#### INSTRUCTION:
Sort through the data and copy the lines holding the word "жиры".

[Data records]

----------------

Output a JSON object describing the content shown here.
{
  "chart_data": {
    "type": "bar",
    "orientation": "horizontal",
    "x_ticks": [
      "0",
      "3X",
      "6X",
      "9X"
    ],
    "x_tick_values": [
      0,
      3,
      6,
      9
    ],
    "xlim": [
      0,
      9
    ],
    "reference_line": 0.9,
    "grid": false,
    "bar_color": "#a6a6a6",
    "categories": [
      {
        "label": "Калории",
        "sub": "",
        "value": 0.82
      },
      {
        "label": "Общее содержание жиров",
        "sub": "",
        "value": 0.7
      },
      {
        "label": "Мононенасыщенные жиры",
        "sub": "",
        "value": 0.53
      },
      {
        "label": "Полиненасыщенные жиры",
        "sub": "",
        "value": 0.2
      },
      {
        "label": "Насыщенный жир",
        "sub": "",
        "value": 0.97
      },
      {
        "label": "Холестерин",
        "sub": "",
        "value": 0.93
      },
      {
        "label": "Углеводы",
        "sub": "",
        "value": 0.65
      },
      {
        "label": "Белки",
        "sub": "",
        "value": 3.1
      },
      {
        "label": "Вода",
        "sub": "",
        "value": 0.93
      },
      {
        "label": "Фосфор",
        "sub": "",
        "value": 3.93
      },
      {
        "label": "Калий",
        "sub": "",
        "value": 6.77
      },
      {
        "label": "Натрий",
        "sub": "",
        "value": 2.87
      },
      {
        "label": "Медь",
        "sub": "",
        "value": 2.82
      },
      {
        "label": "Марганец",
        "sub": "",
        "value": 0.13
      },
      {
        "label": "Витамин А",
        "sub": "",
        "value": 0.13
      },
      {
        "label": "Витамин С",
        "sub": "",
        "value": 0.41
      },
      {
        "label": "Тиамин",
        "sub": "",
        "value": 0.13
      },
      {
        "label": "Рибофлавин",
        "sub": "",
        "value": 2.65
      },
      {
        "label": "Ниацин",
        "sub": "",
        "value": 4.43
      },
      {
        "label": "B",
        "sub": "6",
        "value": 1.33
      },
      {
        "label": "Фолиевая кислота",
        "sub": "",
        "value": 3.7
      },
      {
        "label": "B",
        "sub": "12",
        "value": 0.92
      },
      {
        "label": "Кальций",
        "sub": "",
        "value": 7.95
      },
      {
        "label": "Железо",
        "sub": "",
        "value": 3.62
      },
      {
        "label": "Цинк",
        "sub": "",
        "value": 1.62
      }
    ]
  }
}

----------------

#### ANSWER BELOW:
        "label": "Мононенасыщенные жиры",
        "label": "Полиненасыщенные жиры",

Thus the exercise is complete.